WORK REQUIRED:
Quote the listing below in its entirety.

Figure dataset records:

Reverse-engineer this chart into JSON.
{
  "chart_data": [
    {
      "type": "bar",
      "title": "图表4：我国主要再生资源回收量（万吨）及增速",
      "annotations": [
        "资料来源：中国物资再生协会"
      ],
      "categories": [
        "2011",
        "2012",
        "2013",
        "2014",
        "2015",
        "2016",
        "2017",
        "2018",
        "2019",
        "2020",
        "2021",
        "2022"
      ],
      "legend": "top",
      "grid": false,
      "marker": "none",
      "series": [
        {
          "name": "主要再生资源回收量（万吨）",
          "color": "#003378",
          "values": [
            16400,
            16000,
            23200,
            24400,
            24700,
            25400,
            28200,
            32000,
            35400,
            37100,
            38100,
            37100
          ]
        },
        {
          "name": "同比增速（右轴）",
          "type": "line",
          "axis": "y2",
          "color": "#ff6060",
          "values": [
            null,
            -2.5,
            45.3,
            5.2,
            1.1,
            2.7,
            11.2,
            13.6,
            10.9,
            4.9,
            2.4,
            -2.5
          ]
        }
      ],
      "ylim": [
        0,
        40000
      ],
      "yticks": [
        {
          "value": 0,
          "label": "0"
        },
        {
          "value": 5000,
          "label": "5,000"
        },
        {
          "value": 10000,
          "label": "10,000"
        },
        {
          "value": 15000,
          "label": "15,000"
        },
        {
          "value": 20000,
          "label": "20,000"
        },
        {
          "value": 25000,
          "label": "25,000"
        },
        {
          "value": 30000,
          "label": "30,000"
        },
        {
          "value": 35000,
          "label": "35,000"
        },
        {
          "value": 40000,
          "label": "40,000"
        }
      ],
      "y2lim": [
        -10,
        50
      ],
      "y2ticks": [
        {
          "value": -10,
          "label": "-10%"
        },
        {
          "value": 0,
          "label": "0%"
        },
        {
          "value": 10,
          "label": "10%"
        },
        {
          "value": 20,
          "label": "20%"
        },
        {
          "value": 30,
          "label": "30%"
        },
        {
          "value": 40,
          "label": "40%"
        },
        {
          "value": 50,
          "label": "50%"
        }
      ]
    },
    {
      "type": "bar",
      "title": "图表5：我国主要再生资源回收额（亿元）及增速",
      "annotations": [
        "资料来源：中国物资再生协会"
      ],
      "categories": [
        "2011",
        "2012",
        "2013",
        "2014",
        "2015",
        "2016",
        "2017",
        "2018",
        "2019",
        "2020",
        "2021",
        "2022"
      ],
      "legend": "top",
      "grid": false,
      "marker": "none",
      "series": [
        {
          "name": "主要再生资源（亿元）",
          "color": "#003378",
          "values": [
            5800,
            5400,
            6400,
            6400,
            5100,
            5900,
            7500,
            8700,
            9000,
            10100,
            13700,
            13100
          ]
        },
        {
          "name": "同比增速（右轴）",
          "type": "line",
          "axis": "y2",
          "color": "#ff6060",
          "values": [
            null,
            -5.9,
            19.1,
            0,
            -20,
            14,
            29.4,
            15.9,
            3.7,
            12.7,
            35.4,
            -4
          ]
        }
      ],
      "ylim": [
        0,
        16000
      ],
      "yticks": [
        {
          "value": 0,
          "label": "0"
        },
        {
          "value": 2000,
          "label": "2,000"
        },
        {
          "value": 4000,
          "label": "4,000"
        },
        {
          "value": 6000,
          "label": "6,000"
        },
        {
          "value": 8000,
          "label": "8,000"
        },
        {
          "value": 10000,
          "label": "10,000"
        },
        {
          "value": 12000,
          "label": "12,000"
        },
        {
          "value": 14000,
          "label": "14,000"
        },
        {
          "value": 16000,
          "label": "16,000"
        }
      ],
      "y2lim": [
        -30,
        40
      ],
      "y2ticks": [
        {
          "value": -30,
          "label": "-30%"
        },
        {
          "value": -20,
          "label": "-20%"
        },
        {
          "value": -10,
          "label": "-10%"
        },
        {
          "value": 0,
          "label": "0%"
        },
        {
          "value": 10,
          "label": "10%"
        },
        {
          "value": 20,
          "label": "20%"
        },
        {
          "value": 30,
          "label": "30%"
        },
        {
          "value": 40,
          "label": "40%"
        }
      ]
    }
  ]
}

PROBLEM SOLUTION:
Reverse-engineer this chart into JSON.
{
  "chart_data": [
    {
      "type": "bar",
      "title": "图表4：我国主要再生资源回收量（万吨）及增速",
      "annotations": [
        "资料来源：中国物资再生协会"
      ],
      "categories": [
        "2011",
        "2012",
        "2013",
        "2014",
        "2015",
        "2016",
        "2017",
        "2018",
        "2019",
        "2020",
        "2021",
        "2022"
      ],
      "legend": "top",
      "grid": false,
      "marker": "none",
      "series": [
        {
          "name": "主要再生资源回收量（万吨）",
          "color": "#003378",
          "values": [
            16400,
            16000,
            23200,
            24400,
            24700,
            25400,
            28200,
            32000,
            35400,
            37100,
            38100,
            37100
          ]
        },
        {
          "name": "同比增速（右轴）",
          "type": "line",
          "axis": "y2",
          "color": "#ff6060",
          "values": [
            null,
            -2.5,
            45.3,
            5.2,
            1.1,
            2.7,
            11.2,
            13.6,
            10.9,
            4.9,
            2.4,
            -2.5
          ]
        }
      ],
      "ylim": [
        0,
        40000
      ],
      "yticks": [
        {
          "value": 0,
          "label": "0"
        },
        {
          "value": 5000,
          "label": "5,000"
        },
        {
          "value": 10000,
          "label": "10,000"
        },
        {
          "value": 15000,
          "label": "15,000"
        },
        {
          "value": 20000,
          "label": "20,000"
        },
        {
          "value": 25000,
          "label": "25,000"
        },
        {
          "value": 30000,
          "label": "30,000"
        },
        {
          "value": 35000,
          "label": "35,000"
        },
        {
          "value": 40000,
          "label": "40,000"
        }
      ],
      "y2lim": [
        -10,
        50
      ],
      "y2ticks": [
        {
          "value": -10,
          "label": "-10%"
        },
        {
          "value": 0,
          "label": "0%"
        },
        {
          "value": 10,
          "label": "10%"
        },
        {
          "value": 20,
          "label": "20%"
        },
        {
          "value": 30,
          "label": "30%"
        },
        {
          "value": 40,
          "label": "40%"
        },
        {
          "value": 50,
          "label": "50%"
        }
      ]
    },
    {
      "type": "bar",
      "title": "图表5：我国主要再生资源回收额（亿元）及增速",
      "annotations": [
        "资料来源：中国物资再生协会"
      ],
      "categories": [
        "2011",
        "2012",
        "2013",
        "2014",
        "2015",
        "2016",
        "2017",
        "2018",
        "2019",
        "2020",
        "2021",
        "2022"
      ],
      "legend": "top",
      "grid": false,
      "marker": "none",
      "series": [
        {
          "name": "主要再生资源（亿元）",
          "color": "#003378",
          "values": [
            5800,
            5400,
            6400,
            6400,
            5100,
            5900,
            7500,
            8700,
            9000,
            10100,
            13700,
            13100
          ]
        },
        {
          "name": "同比增速（右轴）",
          "type": "line",
          "axis": "y2",
          "color": "#ff6060",
          "values": [
            null,
            -5.9,
            19.1,
            0,
            -20,
            14,
            29.4,
            15.9,
            3.7,
            12.7,
            35.4,
            -4
          ]
        }
      ],
      "ylim": [
        0,
        16000
      ],
      "yticks": [
        {
          "value": 0,
          "label": "0"
        },
        {
          "value": 2000,
          "label": "2,000"
        },
        {
          "value": 4000,
          "label": "4,000"
        },
        {
          "value": 6000,
          "label": "6,000"
        },
        {
          "value": 8000,
          "label": "8,000"
        },
        {
          "value": 10000,
          "label": "10,000"
        },
        {
          "value": 12000,
          "label": "12,000"
        },
        {
          "value": 14000,
          "label": "14,000"
        },
        {
          "value": 16000,
          "label": "16,000"
        }
      ],
      "y2lim": [
        -30,
        40
      ],
      "y2ticks": [
        {
          "value": -30,
          "label": "-30%"
        },
        {
          "value": -20,
          "label": "-20%"
        },
        {
          "value": -10,
          "label": "-10%"
        },
        {
          "value": 0,
          "label": "0%"
        },
        {
          "value": 10,
          "label": "10%"
        },
        {
          "value": 20,
          "label": "20%"
        },
        {
          "value": 30,
          "label": "30%"
        },
        {
          "value": 40,
          "label": "40%"
        }
      ]
    }
  ]
}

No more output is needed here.